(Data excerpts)

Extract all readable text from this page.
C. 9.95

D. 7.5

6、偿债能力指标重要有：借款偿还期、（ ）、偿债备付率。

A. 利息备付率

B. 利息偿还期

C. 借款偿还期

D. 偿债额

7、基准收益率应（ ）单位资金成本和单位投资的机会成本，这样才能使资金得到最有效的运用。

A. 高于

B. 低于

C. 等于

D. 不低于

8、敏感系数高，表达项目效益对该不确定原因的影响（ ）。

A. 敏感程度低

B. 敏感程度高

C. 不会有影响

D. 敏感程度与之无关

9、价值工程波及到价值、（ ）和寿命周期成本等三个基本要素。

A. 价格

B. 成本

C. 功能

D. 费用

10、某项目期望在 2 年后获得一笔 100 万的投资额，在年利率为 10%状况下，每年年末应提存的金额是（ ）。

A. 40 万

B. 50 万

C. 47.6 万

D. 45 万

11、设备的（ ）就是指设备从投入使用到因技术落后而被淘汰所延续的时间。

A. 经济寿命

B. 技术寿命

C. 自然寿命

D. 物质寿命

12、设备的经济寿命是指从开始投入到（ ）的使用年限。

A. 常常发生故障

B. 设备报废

Stated task.
Retype all of the entries precisely as they are.

Task solution.
Extract all readable text from this page.
C. 9.95

D. 7.5

6、偿债能力指标重要有：借款偿还期、（ ）、偿债备付率。

A. 利息备付率

B. 利息偿还期

C. 借款偿还期

D. 偿债额

7、基准收益率应（ ）单位资金成本和单位投资的机会成本，这样才能使资金得到最有效的运用。

A. 高于

B. 低于

C. 等于

D. 不低于

8、敏感系数高，表达项目效益对该不确定原因的影响（ ）。

A. 敏感程度低

B. 敏感程度高

C. 不会有影响

D. 敏感程度与之无关

9、价值工程波及到价值、（ ）和寿命周期成本等三个基本要素。

A. 价格

B. 成本

C. 功能

D. 费用

10、某项目期望在 2 年后获得一笔 100 万的投资额，在年利率为 10%状况下，每年年末应提存的金额是（ ）。

A. 40 万

B. 50 万

C. 47.6 万

D. 45 万

11、设备的（ ）就是指设备从投入使用到因技术落后而被淘汰所延续的时间。

A. 经济寿命

B. 技术寿命

C. 自然寿命

D. 物质寿命

12、设备的经济寿命是指从开始投入到（ ）的使用年限。

A. 常常发生故障

B. 设备报废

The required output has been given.